>> BEGIN Data in this exercise
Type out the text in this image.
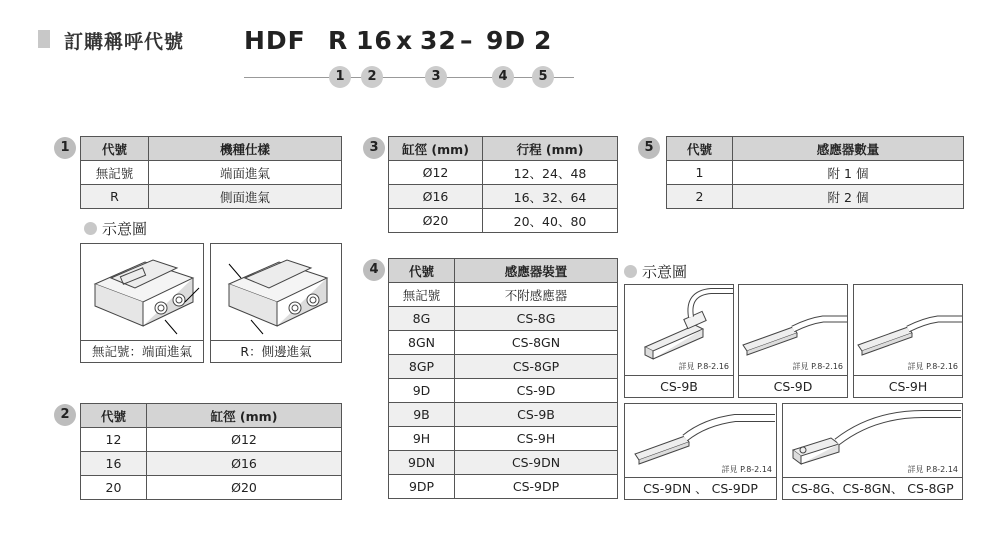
訂購稱呼代號 HDF R 16 x 32 – 9D 2
1	2	3	4	5
1	代號	機種仕樣
無記號	端面進氣
R	側面進氣
示意圖
無記號：端面進氣	R：側邊進氣
2	代號	缸徑 (mm)
12	Ø12
16	Ø16
20	Ø20
3	缸徑 (mm)	行程 (mm)
Ø12	12、24、48
Ø16	16、32、64
Ø20	20、40、80
4	代號	感應器裝置
無記號	不附感應器
8G	CS-8G
8GN	CS-8GN
8GP	CS-8GP
9D	CS-9D
9B	CS-9B
9H	CS-9H
9DN	CS-9DN
9DP	CS-9DP
示意圖
詳見 P.8-2.16
CS-9B
詳見 P.8-2.16
CS-9D
詳見 P.8-2.16
CS-9H
詳見 P.8-2.14
CS-9DN 、 CS-9DP
詳見 P.8-2.14
CS-8G、CS-8GN、 CS-8GP
5	代號	感應器數量
1	附 1 個
2	附 2 個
>> END Data in this exercise
Extract the entries in full, exactly as they are, minus the pictures.

* Complete output
Type out the text in this image.
訂購稱呼代號 HDF R 16 x 32 – 9D 2
1	2	3	4	5
1	代號	機種仕樣
無記號	端面進氣
R	側面進氣
示意圖
無記號：端面進氣	R：側邊進氣
2	代號	缸徑 (mm)
12	Ø12
16	Ø16
20	Ø20
3	缸徑 (mm)	行程 (mm)
Ø12	12、24、48
Ø16	16、32、64
Ø20	20、40、80
4	代號	感應器裝置
無記號	不附感應器
8G	CS-8G
8GN	CS-8GN
8GP	CS-8GP
9D	CS-9D
9B	CS-9B
9H	CS-9H
9DN	CS-9DN
9DP	CS-9DP
示意圖
詳見 P.8-2.16
CS-9B
詳見 P.8-2.16
CS-9D
詳見 P.8-2.16
CS-9H
詳見 P.8-2.14
CS-9DN 、 CS-9DP
詳見 P.8-2.14
CS-8G、CS-8GN、 CS-8GP
5	代號	感應器數量
1	附 1 個
2	附 2 個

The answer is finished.